=== RECORD LIST ===

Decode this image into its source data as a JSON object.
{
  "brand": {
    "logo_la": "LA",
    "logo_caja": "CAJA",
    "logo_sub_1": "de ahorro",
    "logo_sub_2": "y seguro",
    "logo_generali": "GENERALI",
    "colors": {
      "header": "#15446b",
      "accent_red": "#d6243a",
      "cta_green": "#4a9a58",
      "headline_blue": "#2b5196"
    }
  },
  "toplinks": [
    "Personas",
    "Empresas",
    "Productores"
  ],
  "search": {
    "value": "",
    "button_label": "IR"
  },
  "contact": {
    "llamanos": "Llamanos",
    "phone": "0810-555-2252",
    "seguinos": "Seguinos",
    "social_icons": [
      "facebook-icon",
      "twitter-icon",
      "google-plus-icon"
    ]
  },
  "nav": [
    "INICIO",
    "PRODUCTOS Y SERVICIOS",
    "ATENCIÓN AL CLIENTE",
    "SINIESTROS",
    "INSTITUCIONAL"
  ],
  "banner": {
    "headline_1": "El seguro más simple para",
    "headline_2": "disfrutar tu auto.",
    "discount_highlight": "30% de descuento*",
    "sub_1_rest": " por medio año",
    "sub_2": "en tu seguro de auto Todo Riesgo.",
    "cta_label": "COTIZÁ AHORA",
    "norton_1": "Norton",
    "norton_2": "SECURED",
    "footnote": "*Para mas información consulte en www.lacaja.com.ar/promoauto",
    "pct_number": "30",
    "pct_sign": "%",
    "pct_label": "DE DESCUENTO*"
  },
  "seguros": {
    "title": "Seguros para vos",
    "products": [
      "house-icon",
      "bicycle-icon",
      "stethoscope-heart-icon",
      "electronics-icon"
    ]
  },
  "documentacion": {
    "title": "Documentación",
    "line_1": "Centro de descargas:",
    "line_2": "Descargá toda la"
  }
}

===

_PROMPT_: All records above must be set down exactly, please.

_EXPECTED ANSWER_:
Decode this image into its source data as a JSON object.
{
  "brand": {
    "logo_la": "LA",
    "logo_caja": "CAJA",
    "logo_sub_1": "de ahorro",
    "logo_sub_2": "y seguro",
    "logo_generali": "GENERALI",
    "colors": {
      "header": "#15446b",
      "accent_red": "#d6243a",
      "cta_green": "#4a9a58",
      "headline_blue": "#2b5196"
    }
  },
  "toplinks": [
    "Personas",
    "Empresas",
    "Productores"
  ],
  "search": {
    "value": "",
    "button_label": "IR"
  },
  "contact": {
    "llamanos": "Llamanos",
    "phone": "0810-555-2252",
    "seguinos": "Seguinos",
    "social_icons": [
      "facebook-icon",
      "twitter-icon",
      "google-plus-icon"
    ]
  },
  "nav": [
    "INICIO",
    "PRODUCTOS Y SERVICIOS",
    "ATENCIÓN AL CLIENTE",
    "SINIESTROS",
    "INSTITUCIONAL"
  ],
  "banner": {
    "headline_1": "El seguro más simple para",
    "headline_2": "disfrutar tu auto.",
    "discount_highlight": "30% de descuento*",
    "sub_1_rest": " por medio año",
    "sub_2": "en tu seguro de auto Todo Riesgo.",
    "cta_label": "COTIZÁ AHORA",
    "norton_1": "Norton",
    "norton_2": "SECURED",
    "footnote": "*Para mas información consulte en www.lacaja.com.ar/promoauto",
    "pct_number": "30",
    "pct_sign": "%",
    "pct_label": "DE DESCUENTO*"
  },
  "seguros": {
    "title": "Seguros para vos",
    "products": [
      "house-icon",
      "bicycle-icon",
      "stethoscope-heart-icon",
      "electronics-icon"
    ]
  },
  "documentacion": {
    "title": "Documentación",
    "line_1": "Centro de descargas:",
    "line_2": "Descargá toda la"
  }
}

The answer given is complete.